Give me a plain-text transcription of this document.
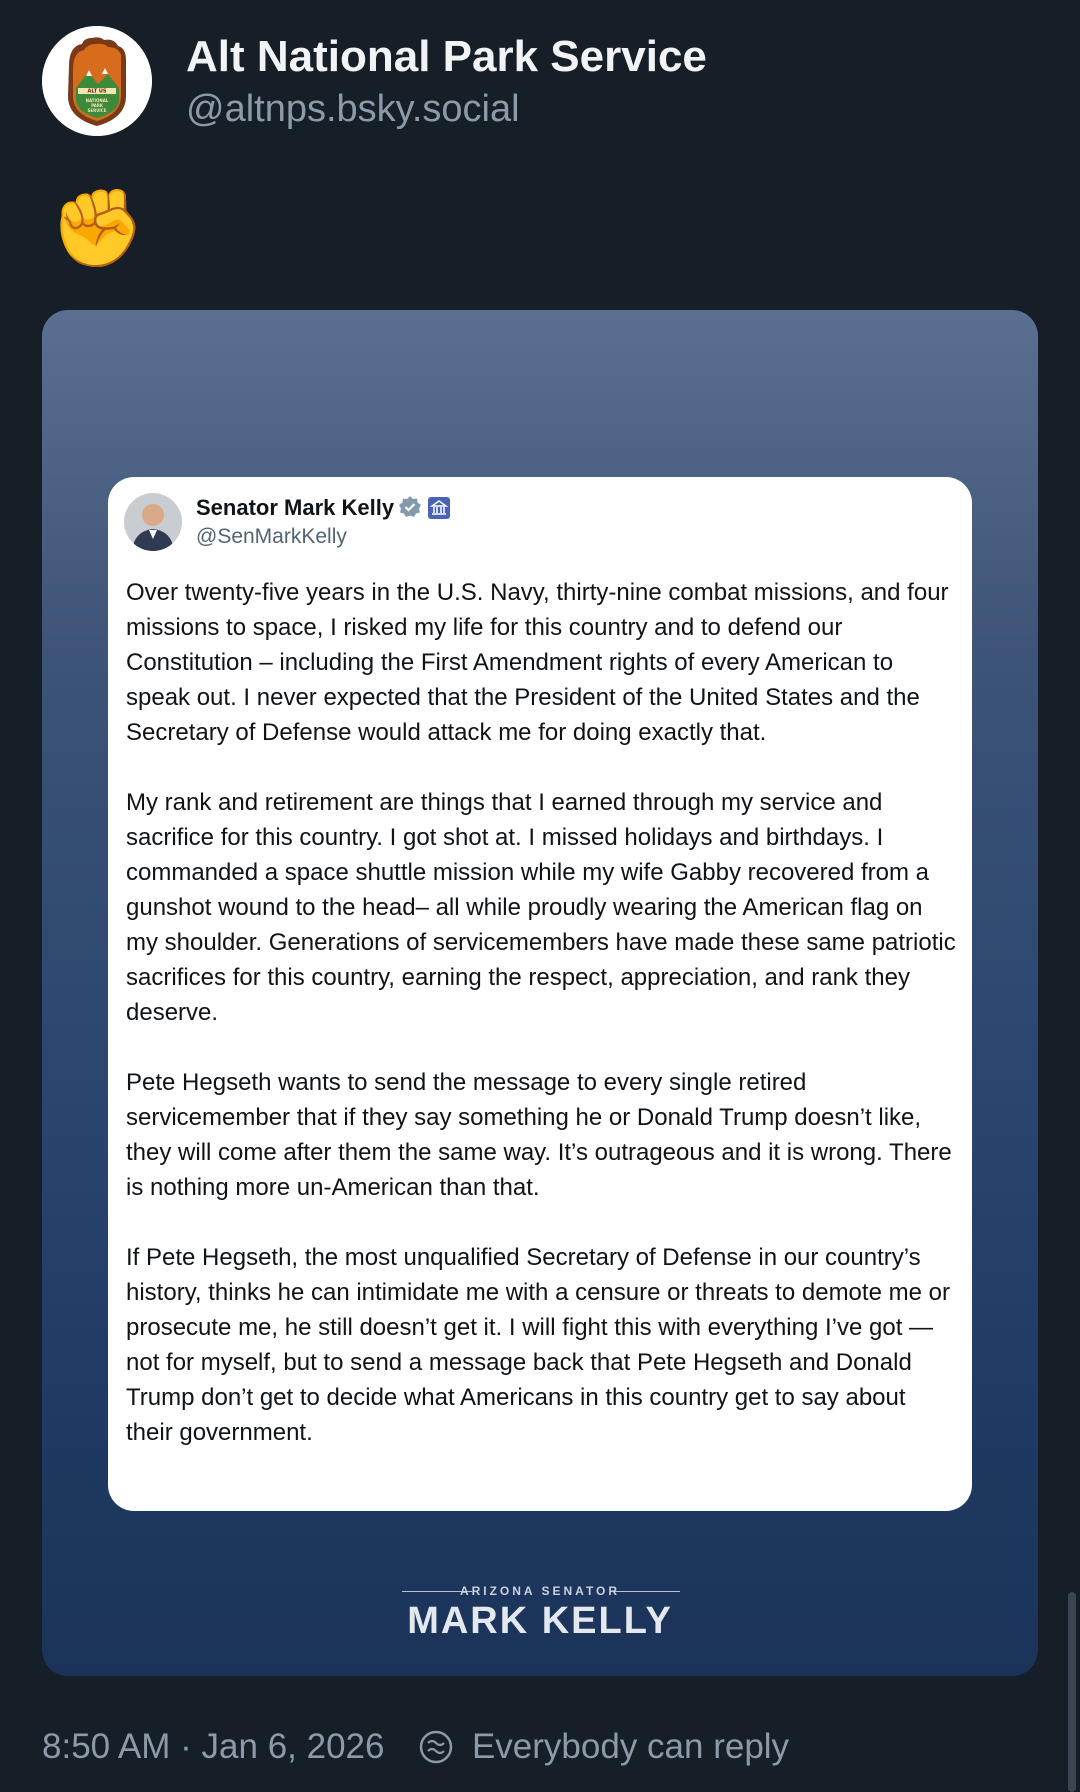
ALT US
NATIONAL
PARK
SERVICE
Alt National Park Service
@altnps.bsky.social
✊
Senator Mark Kelly
@SenMarkKelly

Over twenty-five years in the U.S. Navy, thirty-nine combat missions, and four missions to space, I risked my life for this country and to defend our Constitution – including the First Amendment rights of every American to speak out. I never expected that the President of the United States and the Secretary of Defense would attack me for doing exactly that.

My rank and retirement are things that I earned through my service and sacrifice for this country. I got shot at. I missed holidays and birthdays. I commanded a space shuttle mission while my wife Gabby recovered from a gunshot wound to the head– all while proudly wearing the American flag on my shoulder. Generations of servicemembers have made these same patriotic sacrifices for this country, earning the respect, appreciation, and rank they deserve.

Pete Hegseth wants to send the message to every single retired servicemember that if they say something he or Donald Trump doesn’t like, they will come after them the same way. It’s outrageous and it is wrong. There is nothing more un-American than that.

If Pete Hegseth, the most unqualified Secretary of Defense in our country’s history, thinks he can intimidate me with a censure or threats to demote me or prosecute me, he still doesn’t get it. I will fight this with everything I’ve got — not for myself, but to send a message back that Pete Hegseth and Donald Trump don’t get to decide what Americans in this country get to say about their government.

ARIZONA SENATOR
MARK KELLY
8:50 AM · Jan 6, 2026 Everybody can reply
--*--
Set every line down exactly as written, leaving each picture out.

▶ _The completed task_:
Give me a plain-text transcription of this document.
ALT US
NATIONAL
PARK
SERVICE
Alt National Park Service
@altnps.bsky.social
✊
Senator Mark Kelly
@SenMarkKelly

Over twenty-five years in the U.S. Navy, thirty-nine combat missions, and four missions to space, I risked my life for this country and to defend our Constitution – including the First Amendment rights of every American to speak out. I never expected that the President of the United States and the Secretary of Defense would attack me for doing exactly that.

My rank and retirement are things that I earned through my service and sacrifice for this country. I got shot at. I missed holidays and birthdays. I commanded a space shuttle mission while my wife Gabby recovered from a gunshot wound to the head– all while proudly wearing the American flag on my shoulder. Generations of servicemembers have made these same patriotic sacrifices for this country, earning the respect, appreciation, and rank they deserve.

Pete Hegseth wants to send the message to every single retired servicemember that if they say something he or Donald Trump doesn’t like, they will come after them the same way. It’s outrageous and it is wrong. There is nothing more un-American than that.

If Pete Hegseth, the most unqualified Secretary of Defense in our country’s history, thinks he can intimidate me with a censure or threats to demote me or prosecute me, he still doesn’t get it. I will fight this with everything I’ve got — not for myself, but to send a message back that Pete Hegseth and Donald Trump don’t get to decide what Americans in this country get to say about their government.

ARIZONA SENATOR
MARK KELLY
8:50 AM · Jan 6, 2026 Everybody can reply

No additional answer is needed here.